THE PROBLEM
Rewrite the items from the first line through the line containing "y-tick-label-right: -15 <box>551", replacing every occurrence of "bar" with "column" and leaving everything else unchanged.

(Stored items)

....

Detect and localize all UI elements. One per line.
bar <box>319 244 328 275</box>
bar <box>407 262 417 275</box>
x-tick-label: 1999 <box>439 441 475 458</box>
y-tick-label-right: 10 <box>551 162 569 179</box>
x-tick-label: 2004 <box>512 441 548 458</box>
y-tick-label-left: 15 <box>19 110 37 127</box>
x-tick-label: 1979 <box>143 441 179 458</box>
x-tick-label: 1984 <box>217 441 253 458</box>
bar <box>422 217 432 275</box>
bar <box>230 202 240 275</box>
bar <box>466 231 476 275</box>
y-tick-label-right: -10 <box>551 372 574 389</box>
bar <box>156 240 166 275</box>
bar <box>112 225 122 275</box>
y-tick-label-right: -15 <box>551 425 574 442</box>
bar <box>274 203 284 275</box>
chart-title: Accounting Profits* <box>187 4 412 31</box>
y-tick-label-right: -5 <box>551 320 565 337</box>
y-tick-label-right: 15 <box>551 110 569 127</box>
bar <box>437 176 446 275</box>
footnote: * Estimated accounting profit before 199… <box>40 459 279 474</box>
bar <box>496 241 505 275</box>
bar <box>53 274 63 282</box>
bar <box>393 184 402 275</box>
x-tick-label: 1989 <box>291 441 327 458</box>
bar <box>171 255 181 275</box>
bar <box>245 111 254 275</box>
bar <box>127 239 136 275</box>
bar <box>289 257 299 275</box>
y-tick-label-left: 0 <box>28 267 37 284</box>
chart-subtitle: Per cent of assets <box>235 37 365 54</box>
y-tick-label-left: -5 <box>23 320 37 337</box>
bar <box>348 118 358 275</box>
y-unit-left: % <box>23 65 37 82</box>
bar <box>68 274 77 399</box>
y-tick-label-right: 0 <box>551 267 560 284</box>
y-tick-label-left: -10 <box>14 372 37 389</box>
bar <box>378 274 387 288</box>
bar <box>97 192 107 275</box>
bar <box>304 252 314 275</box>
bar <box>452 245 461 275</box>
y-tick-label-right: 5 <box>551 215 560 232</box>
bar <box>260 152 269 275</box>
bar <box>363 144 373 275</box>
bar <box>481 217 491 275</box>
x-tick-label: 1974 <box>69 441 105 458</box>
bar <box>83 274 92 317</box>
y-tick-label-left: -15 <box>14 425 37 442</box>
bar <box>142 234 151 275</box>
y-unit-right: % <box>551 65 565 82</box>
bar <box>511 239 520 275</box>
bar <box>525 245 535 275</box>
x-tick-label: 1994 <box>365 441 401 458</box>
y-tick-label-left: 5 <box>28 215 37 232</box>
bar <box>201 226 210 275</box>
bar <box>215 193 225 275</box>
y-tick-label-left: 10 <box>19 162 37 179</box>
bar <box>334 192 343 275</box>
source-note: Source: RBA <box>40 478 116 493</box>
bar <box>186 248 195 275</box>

....

FINAL ANSWER
Detect and localize all UI elements. One per line.
column <box>319 244 328 275</box>
column <box>407 262 417 275</box>
x-tick-label: 1999 <box>439 441 475 458</box>
y-tick-label-right: 10 <box>551 162 569 179</box>
x-tick-label: 2004 <box>512 441 548 458</box>
y-tick-label-left: 15 <box>19 110 37 127</box>
x-tick-label: 1979 <box>143 441 179 458</box>
x-tick-label: 1984 <box>217 441 253 458</box>
column <box>422 217 432 275</box>
column <box>230 202 240 275</box>
column <box>466 231 476 275</box>
y-tick-label-right: -10 <box>551 372 574 389</box>
column <box>156 240 166 275</box>
column <box>112 225 122 275</box>
y-tick-label-right: -15 <box>551 425 574 442</box>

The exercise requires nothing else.